## YOUR OBJECTIVE
Go through the entries one line at a time, and gather every line that has the word "Republic".

%%

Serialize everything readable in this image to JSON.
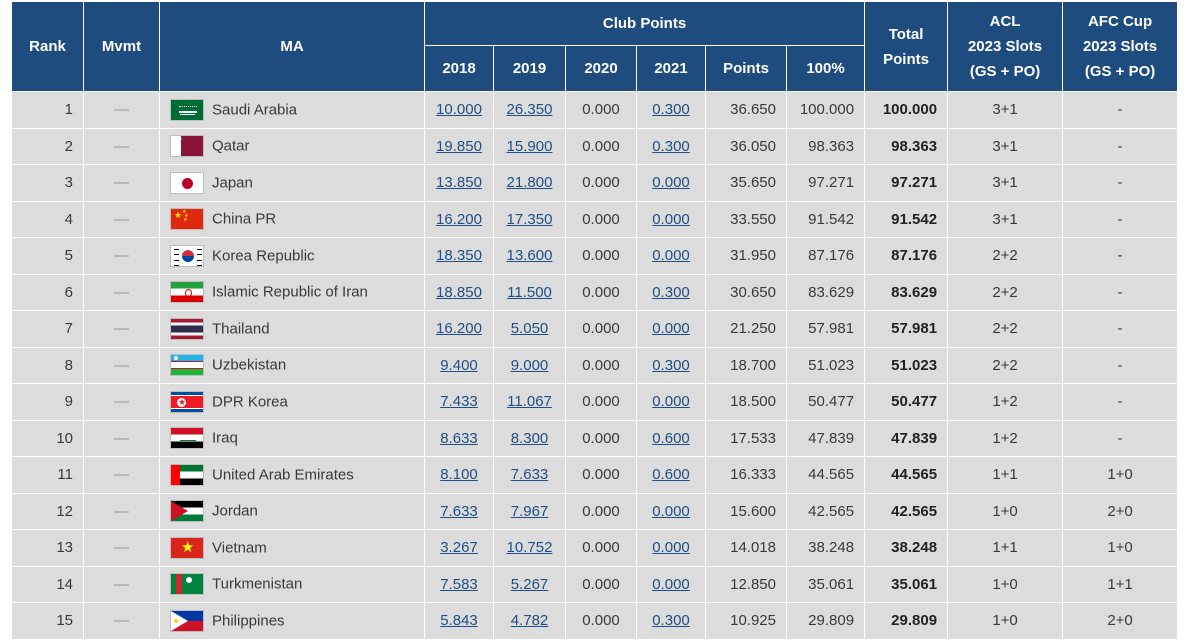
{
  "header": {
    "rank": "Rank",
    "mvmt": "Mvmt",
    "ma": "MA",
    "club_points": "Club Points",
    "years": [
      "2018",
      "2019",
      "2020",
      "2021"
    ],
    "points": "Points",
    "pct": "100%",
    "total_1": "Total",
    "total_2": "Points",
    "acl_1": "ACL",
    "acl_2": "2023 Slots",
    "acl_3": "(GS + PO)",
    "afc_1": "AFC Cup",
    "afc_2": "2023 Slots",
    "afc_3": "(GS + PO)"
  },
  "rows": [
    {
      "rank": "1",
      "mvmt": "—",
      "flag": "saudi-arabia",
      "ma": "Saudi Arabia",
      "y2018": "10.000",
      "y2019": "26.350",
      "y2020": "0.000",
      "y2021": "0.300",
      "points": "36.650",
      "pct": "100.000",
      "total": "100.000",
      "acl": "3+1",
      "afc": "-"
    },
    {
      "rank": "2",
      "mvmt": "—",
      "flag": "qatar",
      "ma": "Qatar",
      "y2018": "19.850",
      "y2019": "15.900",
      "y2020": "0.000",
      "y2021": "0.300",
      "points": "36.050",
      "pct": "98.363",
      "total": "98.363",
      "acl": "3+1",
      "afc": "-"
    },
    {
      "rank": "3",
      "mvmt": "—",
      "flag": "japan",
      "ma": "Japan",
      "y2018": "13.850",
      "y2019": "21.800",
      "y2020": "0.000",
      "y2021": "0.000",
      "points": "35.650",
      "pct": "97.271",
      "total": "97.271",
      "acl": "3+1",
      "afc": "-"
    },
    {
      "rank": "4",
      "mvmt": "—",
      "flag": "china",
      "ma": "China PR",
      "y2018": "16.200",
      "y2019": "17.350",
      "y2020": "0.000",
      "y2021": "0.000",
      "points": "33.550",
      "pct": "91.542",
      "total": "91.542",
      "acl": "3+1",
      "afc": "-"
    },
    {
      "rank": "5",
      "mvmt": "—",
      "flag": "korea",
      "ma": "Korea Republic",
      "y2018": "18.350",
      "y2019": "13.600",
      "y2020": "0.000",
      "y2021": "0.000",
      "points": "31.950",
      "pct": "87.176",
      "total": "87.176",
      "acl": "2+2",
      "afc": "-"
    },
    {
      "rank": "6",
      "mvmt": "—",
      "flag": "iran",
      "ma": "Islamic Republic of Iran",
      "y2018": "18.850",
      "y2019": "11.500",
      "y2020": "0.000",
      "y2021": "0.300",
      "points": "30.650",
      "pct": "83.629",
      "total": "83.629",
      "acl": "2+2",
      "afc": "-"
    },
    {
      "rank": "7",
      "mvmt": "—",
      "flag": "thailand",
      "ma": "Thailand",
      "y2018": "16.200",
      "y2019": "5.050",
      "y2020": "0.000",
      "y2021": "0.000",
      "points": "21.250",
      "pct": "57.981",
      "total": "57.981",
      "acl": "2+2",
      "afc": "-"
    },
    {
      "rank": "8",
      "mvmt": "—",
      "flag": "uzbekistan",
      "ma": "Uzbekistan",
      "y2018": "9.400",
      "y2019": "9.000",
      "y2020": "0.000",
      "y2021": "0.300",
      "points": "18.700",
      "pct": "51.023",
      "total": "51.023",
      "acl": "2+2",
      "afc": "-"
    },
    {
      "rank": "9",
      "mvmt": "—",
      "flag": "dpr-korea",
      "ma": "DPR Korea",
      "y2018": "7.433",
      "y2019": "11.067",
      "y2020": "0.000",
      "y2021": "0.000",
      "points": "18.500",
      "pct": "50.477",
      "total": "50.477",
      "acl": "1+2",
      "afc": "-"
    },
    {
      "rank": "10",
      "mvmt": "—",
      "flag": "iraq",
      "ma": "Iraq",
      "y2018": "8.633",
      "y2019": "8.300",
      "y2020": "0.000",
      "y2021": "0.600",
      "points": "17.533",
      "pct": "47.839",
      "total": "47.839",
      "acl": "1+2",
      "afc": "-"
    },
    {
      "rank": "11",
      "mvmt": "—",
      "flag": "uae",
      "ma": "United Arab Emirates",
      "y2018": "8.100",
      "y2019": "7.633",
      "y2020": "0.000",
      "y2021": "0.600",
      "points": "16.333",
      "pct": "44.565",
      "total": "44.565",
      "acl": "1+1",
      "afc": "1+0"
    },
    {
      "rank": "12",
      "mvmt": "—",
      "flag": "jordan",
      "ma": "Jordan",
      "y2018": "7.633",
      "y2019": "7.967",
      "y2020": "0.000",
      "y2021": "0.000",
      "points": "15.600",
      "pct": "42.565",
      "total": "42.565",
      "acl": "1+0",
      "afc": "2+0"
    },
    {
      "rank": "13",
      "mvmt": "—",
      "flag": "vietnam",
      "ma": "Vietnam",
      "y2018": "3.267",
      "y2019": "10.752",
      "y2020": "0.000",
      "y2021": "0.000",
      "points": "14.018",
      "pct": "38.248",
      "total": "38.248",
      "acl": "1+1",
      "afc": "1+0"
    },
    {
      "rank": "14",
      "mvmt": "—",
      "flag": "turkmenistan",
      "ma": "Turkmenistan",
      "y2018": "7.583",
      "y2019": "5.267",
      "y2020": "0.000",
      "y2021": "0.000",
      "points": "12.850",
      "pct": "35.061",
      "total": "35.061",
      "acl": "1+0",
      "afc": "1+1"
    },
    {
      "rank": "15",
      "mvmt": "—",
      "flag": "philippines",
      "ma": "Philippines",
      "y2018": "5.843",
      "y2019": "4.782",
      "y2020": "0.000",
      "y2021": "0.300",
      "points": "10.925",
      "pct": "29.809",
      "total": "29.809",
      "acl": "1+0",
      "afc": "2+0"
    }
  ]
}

%%
%%

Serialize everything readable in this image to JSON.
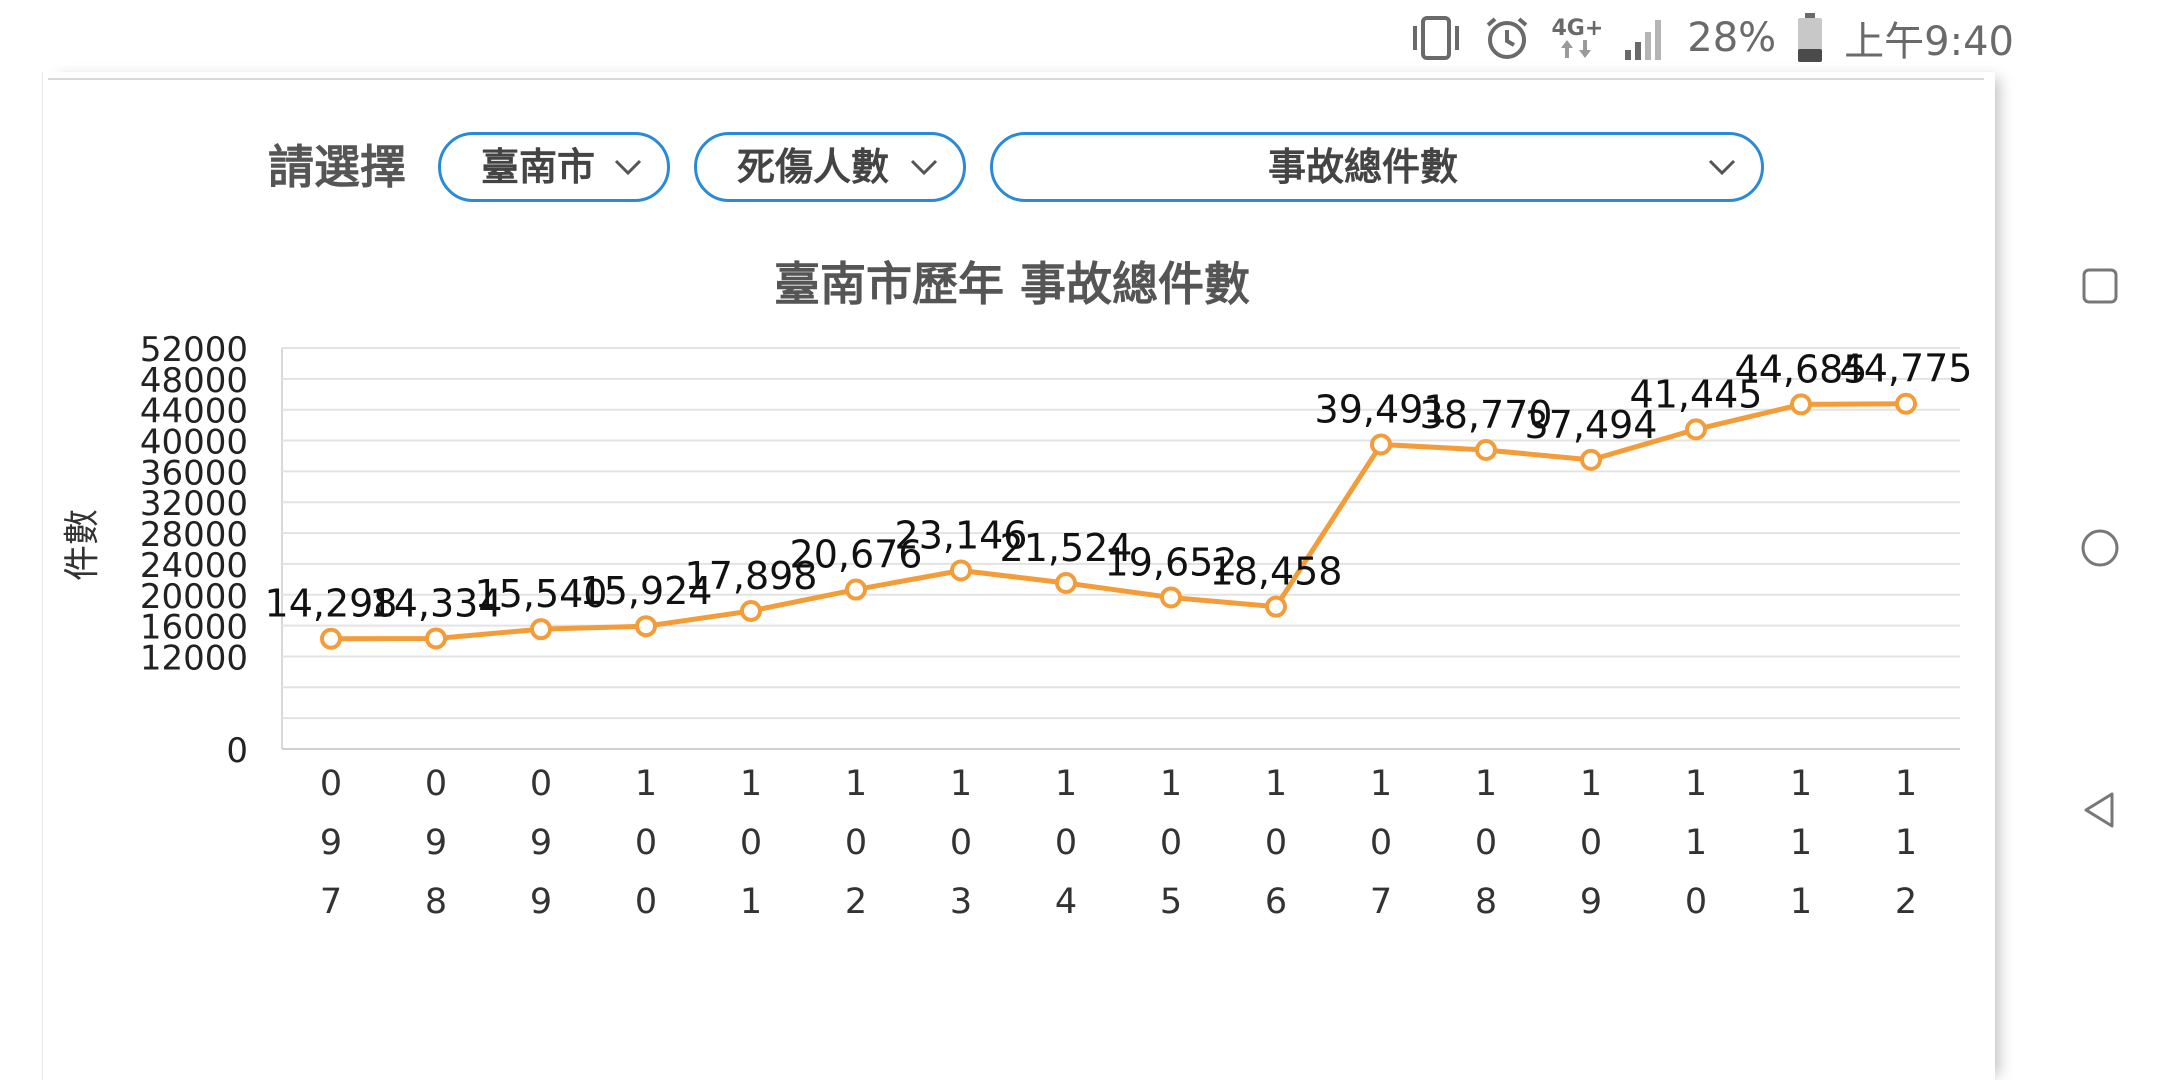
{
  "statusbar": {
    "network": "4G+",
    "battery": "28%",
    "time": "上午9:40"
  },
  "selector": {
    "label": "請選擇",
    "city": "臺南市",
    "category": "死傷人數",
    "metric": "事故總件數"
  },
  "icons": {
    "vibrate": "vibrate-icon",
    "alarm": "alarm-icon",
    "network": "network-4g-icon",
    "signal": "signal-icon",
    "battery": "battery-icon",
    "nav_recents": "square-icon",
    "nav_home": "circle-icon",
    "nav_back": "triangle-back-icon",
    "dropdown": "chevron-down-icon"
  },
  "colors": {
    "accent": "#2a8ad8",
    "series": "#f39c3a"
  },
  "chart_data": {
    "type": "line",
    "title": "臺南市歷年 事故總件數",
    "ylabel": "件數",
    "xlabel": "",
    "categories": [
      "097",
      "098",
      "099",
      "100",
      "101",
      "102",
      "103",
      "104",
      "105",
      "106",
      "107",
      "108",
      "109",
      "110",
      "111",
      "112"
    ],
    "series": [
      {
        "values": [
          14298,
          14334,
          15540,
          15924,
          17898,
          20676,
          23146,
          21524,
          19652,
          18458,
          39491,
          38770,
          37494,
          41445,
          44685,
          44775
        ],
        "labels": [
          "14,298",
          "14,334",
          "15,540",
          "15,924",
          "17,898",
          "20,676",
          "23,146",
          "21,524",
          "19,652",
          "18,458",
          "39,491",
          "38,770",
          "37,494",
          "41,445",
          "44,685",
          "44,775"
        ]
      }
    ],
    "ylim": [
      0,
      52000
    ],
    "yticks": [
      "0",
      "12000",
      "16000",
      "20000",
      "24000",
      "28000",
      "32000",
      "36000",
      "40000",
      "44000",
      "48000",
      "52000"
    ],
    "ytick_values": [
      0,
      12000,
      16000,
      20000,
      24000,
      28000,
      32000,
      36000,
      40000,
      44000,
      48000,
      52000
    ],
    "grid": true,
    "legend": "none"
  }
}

%%

## TASK SOLUTION
      "ma": "Korea Republic",
      "ma": "Islamic Republic of Iran",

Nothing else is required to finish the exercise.